### Task inputs
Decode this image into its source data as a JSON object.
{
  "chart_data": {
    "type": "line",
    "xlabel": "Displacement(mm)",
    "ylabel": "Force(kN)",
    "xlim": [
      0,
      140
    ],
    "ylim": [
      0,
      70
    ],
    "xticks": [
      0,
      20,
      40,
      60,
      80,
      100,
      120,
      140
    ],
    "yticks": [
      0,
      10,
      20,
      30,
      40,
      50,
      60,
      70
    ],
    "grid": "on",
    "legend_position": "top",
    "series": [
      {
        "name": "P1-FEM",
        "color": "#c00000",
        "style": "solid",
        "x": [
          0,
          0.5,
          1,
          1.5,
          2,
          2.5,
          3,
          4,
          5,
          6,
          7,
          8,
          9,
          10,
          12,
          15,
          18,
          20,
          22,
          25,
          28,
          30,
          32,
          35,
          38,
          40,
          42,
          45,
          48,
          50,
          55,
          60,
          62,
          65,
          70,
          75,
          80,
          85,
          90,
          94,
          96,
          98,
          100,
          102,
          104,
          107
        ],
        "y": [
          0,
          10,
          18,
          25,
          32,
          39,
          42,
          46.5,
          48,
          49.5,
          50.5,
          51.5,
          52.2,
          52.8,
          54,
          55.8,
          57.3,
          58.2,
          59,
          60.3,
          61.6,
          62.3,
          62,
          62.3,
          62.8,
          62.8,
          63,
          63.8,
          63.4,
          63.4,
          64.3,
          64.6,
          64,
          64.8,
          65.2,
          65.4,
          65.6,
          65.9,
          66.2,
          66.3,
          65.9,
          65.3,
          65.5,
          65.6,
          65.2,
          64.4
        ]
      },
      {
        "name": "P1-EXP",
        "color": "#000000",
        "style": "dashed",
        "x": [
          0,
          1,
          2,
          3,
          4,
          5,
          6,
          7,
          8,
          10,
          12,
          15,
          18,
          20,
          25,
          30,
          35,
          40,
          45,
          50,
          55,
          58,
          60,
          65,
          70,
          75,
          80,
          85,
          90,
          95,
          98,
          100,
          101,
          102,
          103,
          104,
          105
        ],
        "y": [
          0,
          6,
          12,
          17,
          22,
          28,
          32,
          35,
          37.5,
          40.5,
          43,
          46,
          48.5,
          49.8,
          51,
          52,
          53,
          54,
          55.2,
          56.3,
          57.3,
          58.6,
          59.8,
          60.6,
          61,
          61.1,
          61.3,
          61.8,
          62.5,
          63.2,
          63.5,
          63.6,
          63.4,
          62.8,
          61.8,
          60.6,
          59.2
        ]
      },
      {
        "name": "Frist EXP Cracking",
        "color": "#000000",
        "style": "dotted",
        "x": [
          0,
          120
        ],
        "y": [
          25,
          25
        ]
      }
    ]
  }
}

### Objective
Using the data above, output each line exactly.

### Solution to this problem
Decode this image into its source data as a JSON object.
{
  "chart_data": {
    "type": "line",
    "xlabel": "Displacement(mm)",
    "ylabel": "Force(kN)",
    "xlim": [
      0,
      140
    ],
    "ylim": [
      0,
      70
    ],
    "xticks": [
      0,
      20,
      40,
      60,
      80,
      100,
      120,
      140
    ],
    "yticks": [
      0,
      10,
      20,
      30,
      40,
      50,
      60,
      70
    ],
    "grid": "on",
    "legend_position": "top",
    "series": [
      {
        "name": "P1-FEM",
        "color": "#c00000",
        "style": "solid",
        "x": [
          0,
          0.5,
          1,
          1.5,
          2,
          2.5,
          3,
          4,
          5,
          6,
          7,
          8,
          9,
          10,
          12,
          15,
          18,
          20,
          22,
          25,
          28,
          30,
          32,
          35,
          38,
          40,
          42,
          45,
          48,
          50,
          55,
          60,
          62,
          65,
          70,
          75,
          80,
          85,
          90,
          94,
          96,
          98,
          100,
          102,
          104,
          107
        ],
        "y": [
          0,
          10,
          18,
          25,
          32,
          39,
          42,
          46.5,
          48,
          49.5,
          50.5,
          51.5,
          52.2,
          52.8,
          54,
          55.8,
          57.3,
          58.2,
          59,
          60.3,
          61.6,
          62.3,
          62,
          62.3,
          62.8,
          62.8,
          63,
          63.8,
          63.4,
          63.4,
          64.3,
          64.6,
          64,
          64.8,
          65.2,
          65.4,
          65.6,
          65.9,
          66.2,
          66.3,
          65.9,
          65.3,
          65.5,
          65.6,
          65.2,
          64.4
        ]
      },
      {
        "name": "P1-EXP",
        "color": "#000000",
        "style": "dashed",
        "x": [
          0,
          1,
          2,
          3,
          4,
          5,
          6,
          7,
          8,
          10,
          12,
          15,
          18,
          20,
          25,
          30,
          35,
          40,
          45,
          50,
          55,
          58,
          60,
          65,
          70,
          75,
          80,
          85,
          90,
          95,
          98,
          100,
          101,
          102,
          103,
          104,
          105
        ],
        "y": [
          0,
          6,
          12,
          17,
          22,
          28,
          32,
          35,
          37.5,
          40.5,
          43,
          46,
          48.5,
          49.8,
          51,
          52,
          53,
          54,
          55.2,
          56.3,
          57.3,
          58.6,
          59.8,
          60.6,
          61,
          61.1,
          61.3,
          61.8,
          62.5,
          63.2,
          63.5,
          63.6,
          63.4,
          62.8,
          61.8,
          60.6,
          59.2
        ]
      },
      {
        "name": "Frist EXP Cracking",
        "color": "#000000",
        "style": "dotted",
        "x": [
          0,
          120
        ],
        "y": [
          25,
          25
        ]
      }
    ]
  }
}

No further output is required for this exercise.